Find the line that contains "Extract all the data from this chart as JSON." in the entries below. Output it and each later line exactly, and nothing else.

[Items from a figure collection]
——————
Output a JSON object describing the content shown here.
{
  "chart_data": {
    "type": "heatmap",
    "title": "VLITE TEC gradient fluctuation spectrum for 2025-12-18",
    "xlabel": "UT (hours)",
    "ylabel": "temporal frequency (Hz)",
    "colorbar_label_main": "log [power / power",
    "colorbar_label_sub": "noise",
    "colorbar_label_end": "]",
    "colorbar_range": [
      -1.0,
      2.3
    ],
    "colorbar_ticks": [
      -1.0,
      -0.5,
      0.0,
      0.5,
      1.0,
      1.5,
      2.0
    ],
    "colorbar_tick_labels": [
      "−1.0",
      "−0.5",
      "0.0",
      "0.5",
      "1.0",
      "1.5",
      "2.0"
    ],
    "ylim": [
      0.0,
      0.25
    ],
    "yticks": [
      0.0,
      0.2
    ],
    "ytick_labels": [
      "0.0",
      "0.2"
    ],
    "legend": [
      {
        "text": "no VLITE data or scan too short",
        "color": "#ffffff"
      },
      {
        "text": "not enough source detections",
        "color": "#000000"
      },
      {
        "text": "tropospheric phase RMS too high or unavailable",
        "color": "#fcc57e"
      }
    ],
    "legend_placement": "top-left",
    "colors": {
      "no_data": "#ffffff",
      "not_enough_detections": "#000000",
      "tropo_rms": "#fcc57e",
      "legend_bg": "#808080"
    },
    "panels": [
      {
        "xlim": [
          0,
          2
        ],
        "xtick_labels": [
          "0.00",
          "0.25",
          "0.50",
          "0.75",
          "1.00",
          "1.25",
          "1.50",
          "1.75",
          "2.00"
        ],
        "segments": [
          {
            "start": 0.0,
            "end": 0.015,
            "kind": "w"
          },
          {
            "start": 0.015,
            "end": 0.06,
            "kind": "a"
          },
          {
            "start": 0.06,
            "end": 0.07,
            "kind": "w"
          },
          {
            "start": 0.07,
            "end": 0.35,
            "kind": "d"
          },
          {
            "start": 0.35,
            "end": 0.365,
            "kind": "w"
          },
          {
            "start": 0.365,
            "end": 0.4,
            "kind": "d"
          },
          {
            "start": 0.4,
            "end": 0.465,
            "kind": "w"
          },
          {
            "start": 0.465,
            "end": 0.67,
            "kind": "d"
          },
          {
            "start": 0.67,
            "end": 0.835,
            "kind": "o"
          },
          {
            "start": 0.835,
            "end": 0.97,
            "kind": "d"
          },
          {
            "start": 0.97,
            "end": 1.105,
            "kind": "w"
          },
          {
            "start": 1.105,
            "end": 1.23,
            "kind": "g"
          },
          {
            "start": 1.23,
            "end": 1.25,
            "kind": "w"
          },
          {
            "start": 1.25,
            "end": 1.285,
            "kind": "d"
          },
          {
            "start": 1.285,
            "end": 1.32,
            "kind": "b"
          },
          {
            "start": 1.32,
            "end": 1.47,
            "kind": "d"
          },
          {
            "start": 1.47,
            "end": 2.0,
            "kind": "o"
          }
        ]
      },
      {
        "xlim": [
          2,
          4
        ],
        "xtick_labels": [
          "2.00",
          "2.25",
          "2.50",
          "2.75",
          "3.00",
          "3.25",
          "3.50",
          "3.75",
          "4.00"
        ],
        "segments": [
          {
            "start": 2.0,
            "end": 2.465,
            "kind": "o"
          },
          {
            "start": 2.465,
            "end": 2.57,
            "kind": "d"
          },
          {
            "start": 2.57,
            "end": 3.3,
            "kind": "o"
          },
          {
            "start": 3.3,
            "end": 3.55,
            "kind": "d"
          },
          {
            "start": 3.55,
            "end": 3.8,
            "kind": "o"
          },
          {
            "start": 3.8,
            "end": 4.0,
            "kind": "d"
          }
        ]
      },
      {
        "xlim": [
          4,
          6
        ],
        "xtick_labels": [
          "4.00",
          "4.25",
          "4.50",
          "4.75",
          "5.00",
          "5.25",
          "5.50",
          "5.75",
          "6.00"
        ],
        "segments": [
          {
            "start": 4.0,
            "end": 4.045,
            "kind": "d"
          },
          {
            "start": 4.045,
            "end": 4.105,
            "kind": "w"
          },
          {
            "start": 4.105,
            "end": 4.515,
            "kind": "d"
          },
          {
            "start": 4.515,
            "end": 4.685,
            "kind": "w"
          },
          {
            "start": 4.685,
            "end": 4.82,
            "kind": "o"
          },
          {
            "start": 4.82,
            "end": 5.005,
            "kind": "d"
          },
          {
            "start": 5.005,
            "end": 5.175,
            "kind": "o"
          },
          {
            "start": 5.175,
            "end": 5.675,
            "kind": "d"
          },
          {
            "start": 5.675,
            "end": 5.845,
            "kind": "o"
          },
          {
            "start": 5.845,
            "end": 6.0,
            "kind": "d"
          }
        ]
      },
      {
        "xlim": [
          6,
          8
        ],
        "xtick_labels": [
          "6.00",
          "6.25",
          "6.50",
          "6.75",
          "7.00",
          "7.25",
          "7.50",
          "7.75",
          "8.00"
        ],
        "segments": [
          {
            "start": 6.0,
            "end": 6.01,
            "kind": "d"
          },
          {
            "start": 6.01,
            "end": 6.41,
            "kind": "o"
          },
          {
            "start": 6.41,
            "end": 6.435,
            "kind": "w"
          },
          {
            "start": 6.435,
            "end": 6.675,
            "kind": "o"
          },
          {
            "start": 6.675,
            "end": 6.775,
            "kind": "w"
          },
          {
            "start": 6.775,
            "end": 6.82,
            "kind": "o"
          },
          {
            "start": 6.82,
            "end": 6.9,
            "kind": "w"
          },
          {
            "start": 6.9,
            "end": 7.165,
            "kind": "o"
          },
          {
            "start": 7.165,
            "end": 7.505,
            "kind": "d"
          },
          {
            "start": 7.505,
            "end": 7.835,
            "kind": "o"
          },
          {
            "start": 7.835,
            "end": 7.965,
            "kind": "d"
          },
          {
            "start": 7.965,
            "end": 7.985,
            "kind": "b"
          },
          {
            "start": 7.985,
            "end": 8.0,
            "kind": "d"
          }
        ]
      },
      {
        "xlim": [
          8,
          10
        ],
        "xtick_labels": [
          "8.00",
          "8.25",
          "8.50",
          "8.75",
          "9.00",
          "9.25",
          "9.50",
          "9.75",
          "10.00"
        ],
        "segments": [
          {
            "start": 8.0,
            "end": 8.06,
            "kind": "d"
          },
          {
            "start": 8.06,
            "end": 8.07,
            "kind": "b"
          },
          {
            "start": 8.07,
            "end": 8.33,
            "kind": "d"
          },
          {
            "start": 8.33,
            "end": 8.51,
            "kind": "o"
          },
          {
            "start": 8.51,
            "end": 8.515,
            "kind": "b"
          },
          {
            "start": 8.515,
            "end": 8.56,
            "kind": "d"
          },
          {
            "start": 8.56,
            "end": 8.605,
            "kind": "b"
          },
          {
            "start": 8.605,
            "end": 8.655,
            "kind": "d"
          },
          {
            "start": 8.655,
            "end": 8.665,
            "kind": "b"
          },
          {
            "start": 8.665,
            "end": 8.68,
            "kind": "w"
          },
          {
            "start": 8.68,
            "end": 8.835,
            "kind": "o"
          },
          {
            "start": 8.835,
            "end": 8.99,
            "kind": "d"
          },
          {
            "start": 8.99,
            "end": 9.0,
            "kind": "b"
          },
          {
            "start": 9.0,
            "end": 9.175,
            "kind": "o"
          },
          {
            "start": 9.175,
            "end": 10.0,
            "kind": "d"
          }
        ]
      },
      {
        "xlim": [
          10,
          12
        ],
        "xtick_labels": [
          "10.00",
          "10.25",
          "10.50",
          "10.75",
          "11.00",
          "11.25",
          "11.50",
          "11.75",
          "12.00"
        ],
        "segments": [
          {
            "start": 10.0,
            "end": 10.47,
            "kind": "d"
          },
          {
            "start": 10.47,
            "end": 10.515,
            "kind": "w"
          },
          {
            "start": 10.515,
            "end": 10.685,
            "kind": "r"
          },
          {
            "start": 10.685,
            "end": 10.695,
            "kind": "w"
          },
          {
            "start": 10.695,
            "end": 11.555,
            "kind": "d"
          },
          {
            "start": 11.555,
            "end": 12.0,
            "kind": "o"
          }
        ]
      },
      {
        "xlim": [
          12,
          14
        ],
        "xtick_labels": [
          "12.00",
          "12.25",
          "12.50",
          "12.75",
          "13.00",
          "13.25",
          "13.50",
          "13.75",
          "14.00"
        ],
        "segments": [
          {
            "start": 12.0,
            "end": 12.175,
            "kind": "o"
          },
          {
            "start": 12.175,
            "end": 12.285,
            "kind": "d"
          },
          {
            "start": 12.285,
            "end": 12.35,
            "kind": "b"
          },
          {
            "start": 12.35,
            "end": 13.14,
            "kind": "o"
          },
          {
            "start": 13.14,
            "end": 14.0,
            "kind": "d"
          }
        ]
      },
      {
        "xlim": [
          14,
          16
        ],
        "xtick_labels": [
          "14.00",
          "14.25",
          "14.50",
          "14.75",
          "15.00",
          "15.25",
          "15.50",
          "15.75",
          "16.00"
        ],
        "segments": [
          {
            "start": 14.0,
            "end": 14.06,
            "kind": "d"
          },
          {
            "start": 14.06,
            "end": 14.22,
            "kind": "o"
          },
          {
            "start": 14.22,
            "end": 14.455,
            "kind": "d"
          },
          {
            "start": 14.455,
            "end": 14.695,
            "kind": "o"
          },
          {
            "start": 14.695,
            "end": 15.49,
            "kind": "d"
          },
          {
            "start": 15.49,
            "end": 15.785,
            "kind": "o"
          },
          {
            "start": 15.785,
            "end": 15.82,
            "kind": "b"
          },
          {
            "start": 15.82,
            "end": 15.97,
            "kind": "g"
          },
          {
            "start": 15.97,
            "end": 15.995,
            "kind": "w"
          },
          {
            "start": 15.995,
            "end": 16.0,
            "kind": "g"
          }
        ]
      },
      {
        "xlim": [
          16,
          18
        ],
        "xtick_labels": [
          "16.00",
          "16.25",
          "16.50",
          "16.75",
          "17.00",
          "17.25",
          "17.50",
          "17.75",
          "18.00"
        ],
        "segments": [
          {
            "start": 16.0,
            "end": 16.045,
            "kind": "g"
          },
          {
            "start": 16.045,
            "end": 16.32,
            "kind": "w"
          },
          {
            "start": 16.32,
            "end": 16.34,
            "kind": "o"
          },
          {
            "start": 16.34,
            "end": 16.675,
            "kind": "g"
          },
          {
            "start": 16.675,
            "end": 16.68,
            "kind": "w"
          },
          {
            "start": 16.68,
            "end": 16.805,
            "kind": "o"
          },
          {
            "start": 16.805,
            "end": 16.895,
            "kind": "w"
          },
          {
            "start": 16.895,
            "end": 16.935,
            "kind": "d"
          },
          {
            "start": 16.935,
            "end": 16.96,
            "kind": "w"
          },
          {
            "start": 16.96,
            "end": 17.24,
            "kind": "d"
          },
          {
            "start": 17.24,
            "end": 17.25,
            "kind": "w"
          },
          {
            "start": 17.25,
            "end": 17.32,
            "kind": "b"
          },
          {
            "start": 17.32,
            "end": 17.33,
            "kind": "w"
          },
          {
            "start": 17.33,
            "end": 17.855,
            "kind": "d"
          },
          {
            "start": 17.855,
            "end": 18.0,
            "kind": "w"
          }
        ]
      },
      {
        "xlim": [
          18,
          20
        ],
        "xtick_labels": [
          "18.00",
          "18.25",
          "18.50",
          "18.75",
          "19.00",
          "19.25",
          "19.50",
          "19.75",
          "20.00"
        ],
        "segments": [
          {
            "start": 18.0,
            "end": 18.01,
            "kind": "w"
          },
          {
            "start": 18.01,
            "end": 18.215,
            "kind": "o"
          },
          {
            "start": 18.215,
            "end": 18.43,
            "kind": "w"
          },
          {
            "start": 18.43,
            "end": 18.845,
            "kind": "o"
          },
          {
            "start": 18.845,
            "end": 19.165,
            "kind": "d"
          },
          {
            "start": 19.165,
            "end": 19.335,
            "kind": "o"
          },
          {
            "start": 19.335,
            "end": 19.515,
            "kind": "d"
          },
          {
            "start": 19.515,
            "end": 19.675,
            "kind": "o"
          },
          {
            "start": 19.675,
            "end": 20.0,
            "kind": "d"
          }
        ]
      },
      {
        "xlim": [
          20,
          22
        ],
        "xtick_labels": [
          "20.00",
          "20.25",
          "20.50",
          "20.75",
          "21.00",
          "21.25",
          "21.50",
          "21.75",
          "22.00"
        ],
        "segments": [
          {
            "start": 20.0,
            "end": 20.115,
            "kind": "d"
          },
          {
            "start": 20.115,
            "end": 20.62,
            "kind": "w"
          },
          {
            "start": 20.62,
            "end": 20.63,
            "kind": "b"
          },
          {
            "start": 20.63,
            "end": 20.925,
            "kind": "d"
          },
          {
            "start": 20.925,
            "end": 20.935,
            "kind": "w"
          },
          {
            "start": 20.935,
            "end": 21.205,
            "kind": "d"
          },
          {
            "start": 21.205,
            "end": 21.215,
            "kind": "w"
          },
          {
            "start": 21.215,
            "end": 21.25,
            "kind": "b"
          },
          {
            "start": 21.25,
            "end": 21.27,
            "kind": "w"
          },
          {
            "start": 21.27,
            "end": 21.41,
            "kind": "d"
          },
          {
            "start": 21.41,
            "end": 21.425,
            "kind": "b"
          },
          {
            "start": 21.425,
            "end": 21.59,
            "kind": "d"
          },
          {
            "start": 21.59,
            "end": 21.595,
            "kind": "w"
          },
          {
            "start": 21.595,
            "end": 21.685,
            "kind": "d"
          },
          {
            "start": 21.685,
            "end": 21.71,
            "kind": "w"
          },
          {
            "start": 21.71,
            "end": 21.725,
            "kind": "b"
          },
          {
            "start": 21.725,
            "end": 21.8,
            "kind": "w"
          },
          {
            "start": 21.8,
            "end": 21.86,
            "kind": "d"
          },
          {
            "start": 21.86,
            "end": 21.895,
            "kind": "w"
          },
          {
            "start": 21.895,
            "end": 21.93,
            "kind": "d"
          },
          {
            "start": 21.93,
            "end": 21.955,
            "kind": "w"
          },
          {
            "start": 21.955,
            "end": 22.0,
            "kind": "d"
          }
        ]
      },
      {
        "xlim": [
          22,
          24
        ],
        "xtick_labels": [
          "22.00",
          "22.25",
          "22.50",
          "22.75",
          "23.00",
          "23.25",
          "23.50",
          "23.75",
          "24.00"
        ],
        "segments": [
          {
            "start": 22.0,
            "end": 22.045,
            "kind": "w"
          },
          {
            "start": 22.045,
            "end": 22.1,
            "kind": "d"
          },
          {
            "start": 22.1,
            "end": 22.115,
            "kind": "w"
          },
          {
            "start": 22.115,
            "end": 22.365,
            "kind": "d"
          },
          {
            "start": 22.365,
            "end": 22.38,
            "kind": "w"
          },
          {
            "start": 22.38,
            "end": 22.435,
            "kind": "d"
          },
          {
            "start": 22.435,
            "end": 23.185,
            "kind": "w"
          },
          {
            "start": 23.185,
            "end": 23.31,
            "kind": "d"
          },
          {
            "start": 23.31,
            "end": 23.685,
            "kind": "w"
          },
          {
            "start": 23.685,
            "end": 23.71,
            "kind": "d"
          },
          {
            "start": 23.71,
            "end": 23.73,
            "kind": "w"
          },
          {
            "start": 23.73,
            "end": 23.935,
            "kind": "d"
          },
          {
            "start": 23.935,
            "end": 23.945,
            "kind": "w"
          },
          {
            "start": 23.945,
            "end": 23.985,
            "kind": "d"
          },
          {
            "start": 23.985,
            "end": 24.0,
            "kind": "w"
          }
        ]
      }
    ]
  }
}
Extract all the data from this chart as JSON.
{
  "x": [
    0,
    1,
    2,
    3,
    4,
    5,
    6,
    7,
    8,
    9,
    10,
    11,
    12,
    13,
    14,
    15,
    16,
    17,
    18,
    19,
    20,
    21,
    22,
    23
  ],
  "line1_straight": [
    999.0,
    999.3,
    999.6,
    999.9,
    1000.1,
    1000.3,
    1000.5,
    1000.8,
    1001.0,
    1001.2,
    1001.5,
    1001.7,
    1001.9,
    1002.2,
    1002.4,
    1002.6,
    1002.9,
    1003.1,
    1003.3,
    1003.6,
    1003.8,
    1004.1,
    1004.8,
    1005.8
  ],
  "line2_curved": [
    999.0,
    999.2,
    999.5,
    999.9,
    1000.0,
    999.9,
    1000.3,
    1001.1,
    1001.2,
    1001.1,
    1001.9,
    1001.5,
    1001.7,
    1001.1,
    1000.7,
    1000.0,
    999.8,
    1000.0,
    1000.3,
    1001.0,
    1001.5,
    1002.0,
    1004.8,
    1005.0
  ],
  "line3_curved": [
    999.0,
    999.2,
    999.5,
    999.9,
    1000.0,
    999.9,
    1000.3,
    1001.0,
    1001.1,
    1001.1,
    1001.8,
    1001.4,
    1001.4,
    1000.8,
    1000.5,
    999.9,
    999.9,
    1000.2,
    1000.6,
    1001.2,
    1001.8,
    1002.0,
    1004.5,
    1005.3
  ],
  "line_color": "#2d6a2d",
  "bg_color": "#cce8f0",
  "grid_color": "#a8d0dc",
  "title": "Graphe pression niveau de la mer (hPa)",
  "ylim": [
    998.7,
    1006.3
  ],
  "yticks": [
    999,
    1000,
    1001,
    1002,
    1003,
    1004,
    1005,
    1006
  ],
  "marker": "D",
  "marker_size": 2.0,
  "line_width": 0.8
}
——————
The output
Extract all the data from this chart as JSON.
{
  "x": [
    0,
    1,
    2,
    3,
    4,
    5,
    6,
    7,
    8,
    9,
    10,
    11,
    12,
    13,
    14,
    15,
    16,
    17,
    18,
    19,
    20,
    21,
    22,
    23
  ],
  "line1_straight": [
    999.0,
    999.3,
    999.6,
    999.9,
    1000.1,
    1000.3,
    1000.5,
    1000.8,
    1001.0,
    1001.2,
    1001.5,
    1001.7,
    1001.9,
    1002.2,
    1002.4,
    1002.6,
    1002.9,
    1003.1,
    1003.3,
    1003.6,
    1003.8,
    1004.1,
    1004.8,
    1005.8
  ],
  "line2_curved": [
    999.0,
    999.2,
    999.5,
    999.9,
    1000.0,
    999.9,
    1000.3,
    1001.1,
    1001.2,
    1001.1,
    1001.9,
    1001.5,
    1001.7,
    1001.1,
    1000.7,
    1000.0,
    999.8,
    1000.0,
    1000.3,
    1001.0,
    1001.5,
    1002.0,
    1004.8,
    1005.0
  ],
  "line3_curved": [
    999.0,
    999.2,
    999.5,
    999.9,
    1000.0,
    999.9,
    1000.3,
    1001.0,
    1001.1,
    1001.1,
    1001.8,
    1001.4,
    1001.4,
    1000.8,
    1000.5,
    999.9,
    999.9,
    1000.2,
    1000.6,
    1001.2,
    1001.8,
    1002.0,
    1004.5,
    1005.3
  ],
  "line_color": "#2d6a2d",
  "bg_color": "#cce8f0",
  "grid_color": "#a8d0dc",
  "title": "Graphe pression niveau de la mer (hPa)",
  "ylim": [
    998.7,
    1006.3
  ],
  "yticks": [
    999,
    1000,
    1001,
    1002,
    1003,
    1004,
    1005,
    1006
  ],
  "marker": "D",
  "marker_size": 2.0,
  "line_width": 0.8
}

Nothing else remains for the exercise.